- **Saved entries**
....................
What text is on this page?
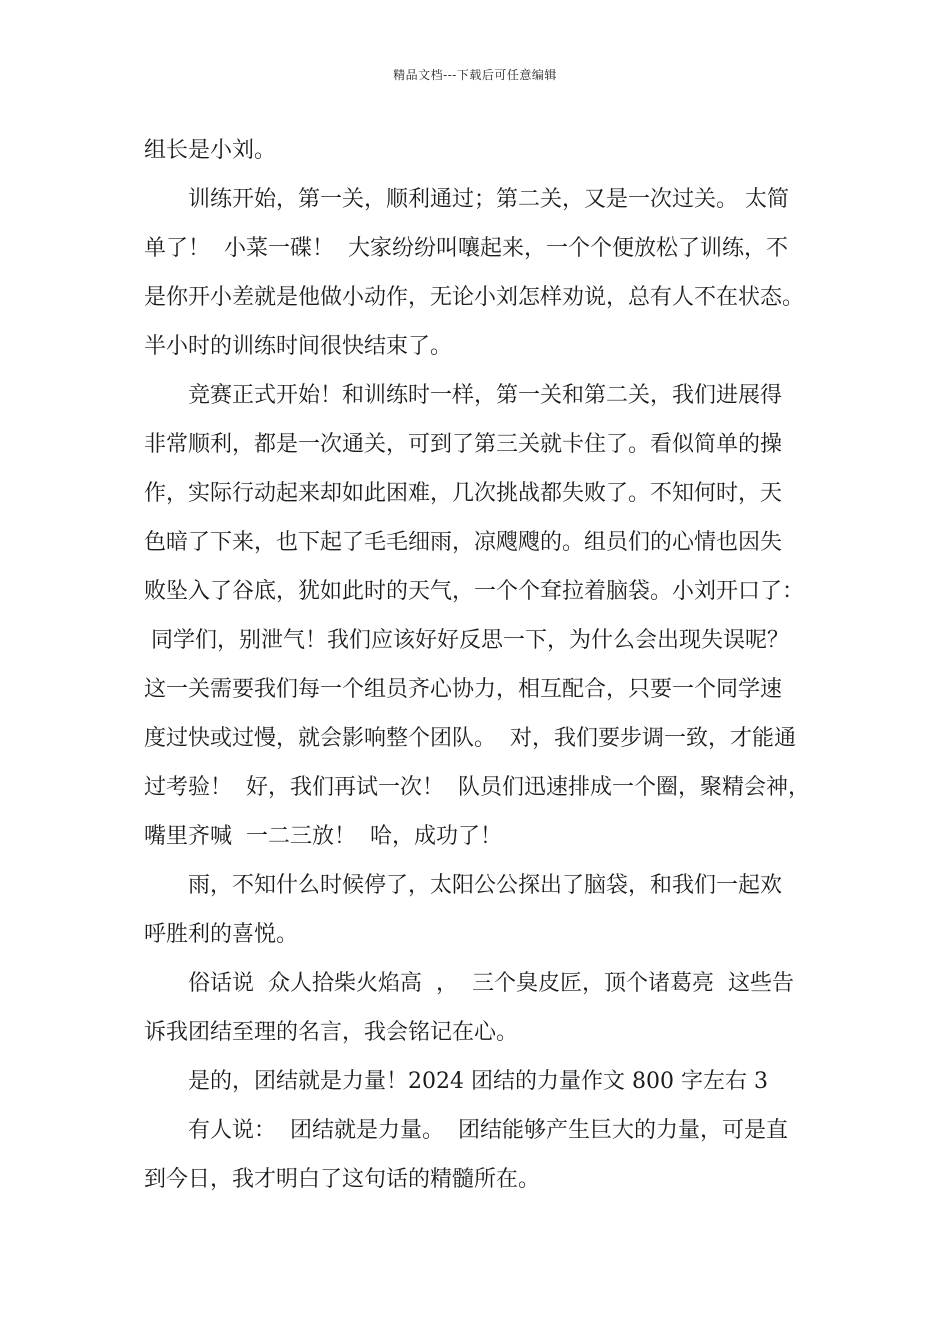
精品文档---下载后可任意编辑
组长是小刘。
训练开始，第一关，顺利通过；第二关，又是一次过关。 太简
单了！  小菜一碟！  大家纷纷叫嚷起来，一个个便放松了训练，不
是你开小差就是他做小动作，无论小刘怎样劝说，总有人不在状态。
半小时的训练时间很快结束了。
竞赛正式开始！和训练时一样，第一关和第二关，我们进展得
非常顺利，都是一次通关，可到了第三关就卡住了。看似简单的操
作，实际行动起来却如此困难，几次挑战都失败了。不知何时，天
色暗了下来，也下起了毛毛细雨，凉飕飕的。组员们的心情也因失
败坠入了谷底，犹如此时的天气，一个个耷拉着脑袋。小刘开口了：
同学们，别泄气！我们应该好好反思一下，为什么会出现失误呢？
这一关需要我们每一个组员齐心协力，相互配合，只要一个同学速
度过快或过慢，就会影响整个团队。  对，我们要步调一致，才能通
过考验！  好，我们再试一次！  队员们迅速排成一个圈，聚精会神，
嘴里齐喊  一二三放！  哈，成功了！
雨，不知什么时候停了，太阳公公探出了脑袋，和我们一起欢
呼胜利的喜悦。
俗话说  众人拾柴火焰高  ，  三个臭皮匠，顶个诸葛亮  这些告
诉我团结至理的名言，我会铭记在心。
是的，团结就是力量！2024 团结的力量作文 800 字左右 3
有人说：  团结就是力量。  团结能够产生巨大的力量，可是直
到今日，我才明白了这句话的精髓所在。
....................
- **EXERCISE DIRECTIONS**
Search the listing for the word "团结就是力量" and return each line that holds it.

- **RESPONSE TO THE EXERCISE**
是的，团结就是力量！2024 团结的力量作文 800 字左右 3
有人说：  团结就是力量。  团结能够产生巨大的力量，可是直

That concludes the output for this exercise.